** Records provided **
--------------------

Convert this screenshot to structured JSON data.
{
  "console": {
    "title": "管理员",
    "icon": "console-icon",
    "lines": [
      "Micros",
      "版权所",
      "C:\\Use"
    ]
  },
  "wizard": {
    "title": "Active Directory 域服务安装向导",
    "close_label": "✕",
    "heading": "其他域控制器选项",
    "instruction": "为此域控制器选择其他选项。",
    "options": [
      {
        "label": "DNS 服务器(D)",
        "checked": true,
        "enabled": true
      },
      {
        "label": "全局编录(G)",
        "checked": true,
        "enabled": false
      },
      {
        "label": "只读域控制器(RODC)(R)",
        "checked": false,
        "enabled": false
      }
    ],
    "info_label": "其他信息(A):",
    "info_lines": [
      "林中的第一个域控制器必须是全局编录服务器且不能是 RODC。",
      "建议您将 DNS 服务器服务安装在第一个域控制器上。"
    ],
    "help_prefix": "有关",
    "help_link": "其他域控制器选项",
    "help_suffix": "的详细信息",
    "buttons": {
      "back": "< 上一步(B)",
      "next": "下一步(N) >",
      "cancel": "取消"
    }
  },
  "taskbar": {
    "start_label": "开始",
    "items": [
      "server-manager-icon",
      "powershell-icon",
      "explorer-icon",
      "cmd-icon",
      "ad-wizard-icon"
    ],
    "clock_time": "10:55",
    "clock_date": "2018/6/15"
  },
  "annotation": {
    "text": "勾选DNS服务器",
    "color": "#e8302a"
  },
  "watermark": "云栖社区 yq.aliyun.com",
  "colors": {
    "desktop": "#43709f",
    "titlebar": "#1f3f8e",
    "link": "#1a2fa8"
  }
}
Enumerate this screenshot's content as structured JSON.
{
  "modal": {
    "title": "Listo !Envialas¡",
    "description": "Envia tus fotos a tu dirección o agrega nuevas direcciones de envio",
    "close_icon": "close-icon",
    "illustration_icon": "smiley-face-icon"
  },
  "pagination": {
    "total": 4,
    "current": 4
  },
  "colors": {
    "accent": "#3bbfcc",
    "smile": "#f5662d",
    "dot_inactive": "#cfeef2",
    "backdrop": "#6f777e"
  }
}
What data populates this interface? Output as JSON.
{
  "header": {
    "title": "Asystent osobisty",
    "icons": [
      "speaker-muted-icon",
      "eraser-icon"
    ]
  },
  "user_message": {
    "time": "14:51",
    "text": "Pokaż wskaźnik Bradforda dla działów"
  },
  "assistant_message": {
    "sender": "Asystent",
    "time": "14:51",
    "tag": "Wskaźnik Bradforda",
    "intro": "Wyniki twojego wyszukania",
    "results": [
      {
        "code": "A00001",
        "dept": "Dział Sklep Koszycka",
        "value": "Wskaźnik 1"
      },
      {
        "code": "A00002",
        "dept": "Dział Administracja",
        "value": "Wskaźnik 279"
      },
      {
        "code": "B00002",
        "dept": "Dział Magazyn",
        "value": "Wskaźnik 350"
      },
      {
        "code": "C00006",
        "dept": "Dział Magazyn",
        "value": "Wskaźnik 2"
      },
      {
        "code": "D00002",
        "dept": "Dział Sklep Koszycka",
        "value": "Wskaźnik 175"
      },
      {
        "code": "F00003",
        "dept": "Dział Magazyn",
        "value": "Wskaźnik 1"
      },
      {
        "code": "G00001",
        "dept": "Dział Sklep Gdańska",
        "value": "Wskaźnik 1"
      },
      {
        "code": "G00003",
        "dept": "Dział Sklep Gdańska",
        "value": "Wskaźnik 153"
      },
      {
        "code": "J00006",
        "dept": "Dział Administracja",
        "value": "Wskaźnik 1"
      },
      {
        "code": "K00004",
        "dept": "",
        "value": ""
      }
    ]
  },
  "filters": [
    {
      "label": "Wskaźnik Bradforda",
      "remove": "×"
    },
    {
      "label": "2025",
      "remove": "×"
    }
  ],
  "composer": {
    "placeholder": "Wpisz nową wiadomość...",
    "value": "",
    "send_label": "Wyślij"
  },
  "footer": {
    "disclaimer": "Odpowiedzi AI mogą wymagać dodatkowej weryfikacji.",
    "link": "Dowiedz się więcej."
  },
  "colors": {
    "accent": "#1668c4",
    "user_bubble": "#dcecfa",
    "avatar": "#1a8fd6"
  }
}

--------------------

** Do this **
In the entries above, find every line holding the word "Bradforda" and copy it out.

** Complete response **
    "text": "Pokaż wskaźnik Bradforda dla działów"
    "tag": "Wskaźnik Bradforda",
      "label": "Wskaźnik Bradforda",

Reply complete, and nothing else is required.